• _What you have to do_: Output each line of the material below as a Markdown table with the columns Row and Line, skipping blank lines and leaving out the pictures.

• _Supplied entries_:
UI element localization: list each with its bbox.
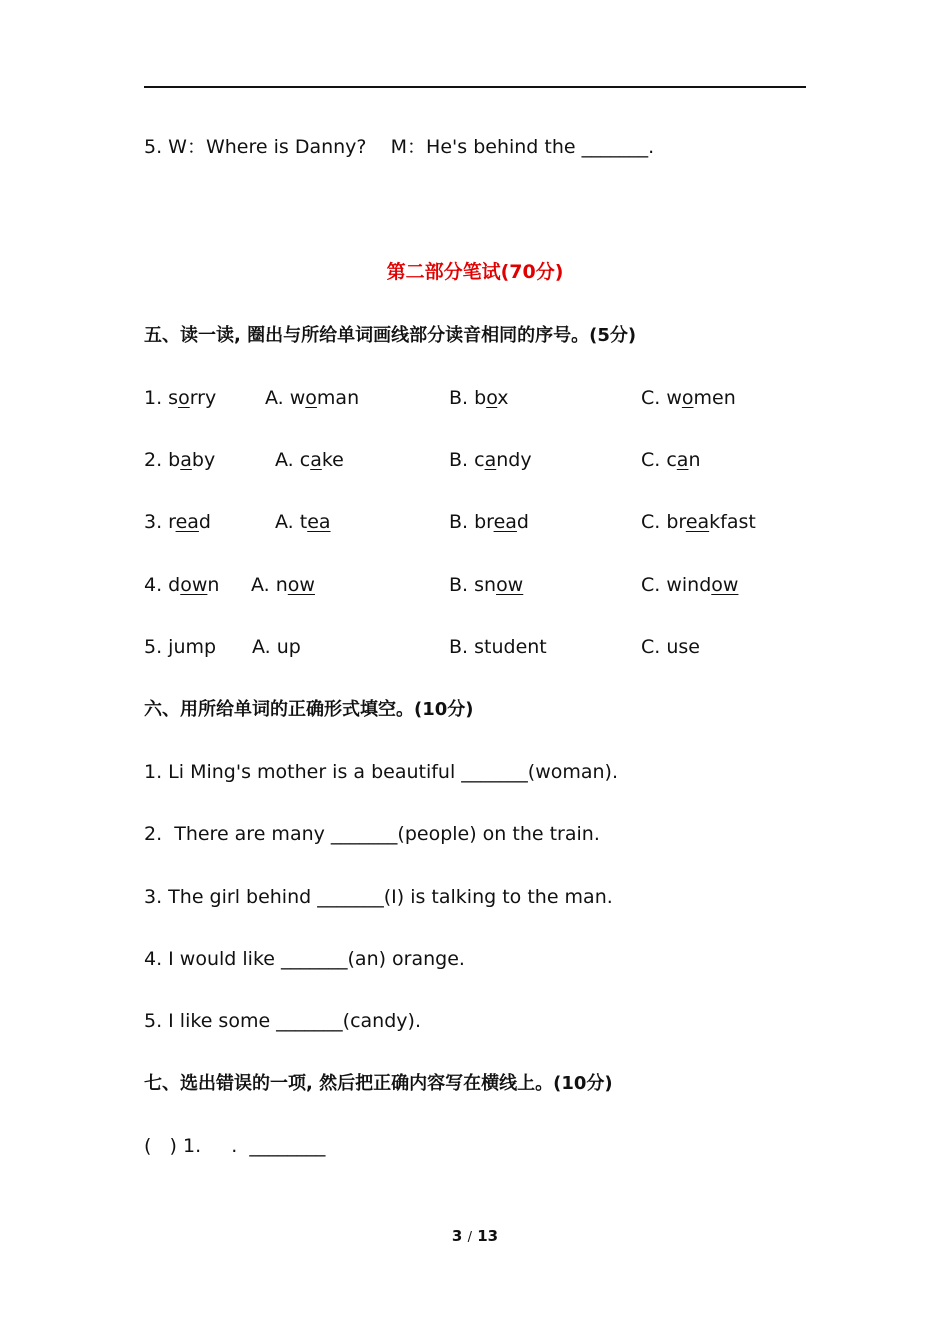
part-title: 第二部分笔试(70分) — [386, 261, 564, 283]
error-item: ( ) 1. . ________ — [144, 1135, 326, 1157]
option-a: A. cake — [275, 449, 344, 471]
phonics-word: 2. baby — [144, 449, 216, 471]
option-b: B. bread — [449, 511, 529, 533]
fill-item: 4. I would like _______(an) orange. — [144, 948, 465, 970]
phonics-word: 4. down — [144, 574, 220, 596]
phonics-word: 5. jump — [144, 636, 217, 658]
phonics-word: 1. sorry — [144, 387, 217, 409]
option-a: A. now — [251, 574, 315, 596]
option-a: A. up — [252, 636, 301, 658]
option-c: C. window — [641, 574, 739, 596]
phonics-word: 3. read — [144, 511, 211, 533]
option-a: A. tea — [275, 511, 331, 533]
option-b: B. snow — [449, 574, 524, 596]
fill-item: 5. I like some _______(candy). — [144, 1010, 421, 1032]
fill-item: 3. The girl behind _______(I) is talking to the man. — [144, 886, 613, 908]
option-b: B. box — [449, 387, 509, 409]
fill-item: 2. There are many _______(people) on the train. — [144, 823, 600, 845]
page-number: 3 / 13 — [451, 1227, 499, 1245]
listening-item-5: 5. W：Where is Danny? M：He's behind the _______. — [144, 136, 655, 158]
fill-item: 1. Li Ming's mother is a beautiful _______(woman). — [144, 761, 619, 783]
option-a: A. woman — [265, 387, 360, 409]
option-b: B. candy — [449, 449, 532, 471]
option-c: C. use — [641, 636, 700, 658]
header-rule — [144, 86, 806, 88]
option-c: C. breakfast — [641, 511, 756, 533]
option-c: C. can — [641, 449, 701, 471]
section-7-heading: 七、选出错误的一项, 然后把正确内容写在横线上。(10分) — [144, 1073, 613, 1094]
option-b: B. student — [449, 636, 547, 658]
option-c: C. women — [641, 387, 736, 409]
section-5-heading: 五、读一读, 圈出与所给单词画线部分读音相同的序号。(5分) — [144, 325, 637, 346]
section-6-heading: 六、用所给单词的正确形式填空。(10分) — [144, 699, 474, 720]
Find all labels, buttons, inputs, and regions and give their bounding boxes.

• _The result_:
| Row | Line |
|---|---|
| 1 | UI element localization: list each with its bbox. |
| 2 | part-title: 第二部分笔试(70分) — [386, 261, 564, 283] |
| 3 | error-item: ( ) 1. . ________ — [144, 1135, 326, 1157] |
| 4 | option-a: A. cake — [275, 449, 344, 471] |
| 5 | phonics-word: 2. baby — [144, 449, 216, 471] |
| 6 | option-b: B. bread — [449, 511, 529, 533] |
| 7 | fill-item: 4. I would like _______(an) orange. — [144, 948, 465, 970] |
| 8 | phonics-word: 4. down — [144, 574, 220, 596] |
| 9 | phonics-word: 5. jump — [144, 636, 217, 658] |
| 10 | phonics-word: 1. sorry — [144, 387, 217, 409] |
| 11 | option-a: A. now — [251, 574, 315, 596] |
| 12 | option-a: A. up — [252, 636, 301, 658] |
| 13 | option-c: C. window — [641, 574, 739, 596] |
| 14 | phonics-word: 3. read — [144, 511, 211, 533] |
| 15 | option-a: A. tea — [275, 511, 331, 533] |
| 16 | option-b: B. snow — [449, 574, 524, 596] |
| 17 | fill-item: 5. I like some _______(candy). — [144, 1010, 421, 1032] |
| 18 | fill-item: 3. The girl behind _______(I) is talking to the man. — [144, 886, 613, 908] |
| 19 | option-b: B. box — [449, 387, 509, 409] |
| 20 | fill-item: 2. There are many _______(people) on the train. — [144, 823, 600, 845] |
| 21 | page-number: 3 / 13 — [451, 1227, 499, 1245] |
| 22 | listening-item-5: 5. W：Where is Danny? M：He's behind the _______. — [144, 136, 655, 158] |
| 23 | fill-item: 1. Li Ming's mother is a beautiful _______(woman). — [144, 761, 619, 783] |
| 24 | option-a: A. woman — [265, 387, 360, 409] |
| 25 | option-b: B. candy — [449, 449, 532, 471] |
| 26 | option-c: C. use — [641, 636, 700, 658] |
| 27 | header-rule — [144, 86, 806, 88] |
| 28 | option-c: C. breakfast — [641, 511, 756, 533] |
| 29 | option-c: C. can — [641, 449, 701, 471] |
| 30 | section-7-heading: 七、选出错误的一项, 然后把正确内容写在横线上。(10分) — [144, 1073, 613, 1094] |
| 31 | option-b: B. student — [449, 636, 547, 658] |
| 32 | option-c: C. women — [641, 387, 736, 409] |
| 33 | section-5-heading: 五、读一读, 圈出与所给单词画线部分读音相同的序号。(5分) — [144, 325, 637, 346] |
| 34 | section-6-heading: 六、用所给单词的正确形式填空。(10分) — [144, 699, 474, 720] |
| 35 | Find all labels, buttons, inputs, and regions and give their bounding boxes. |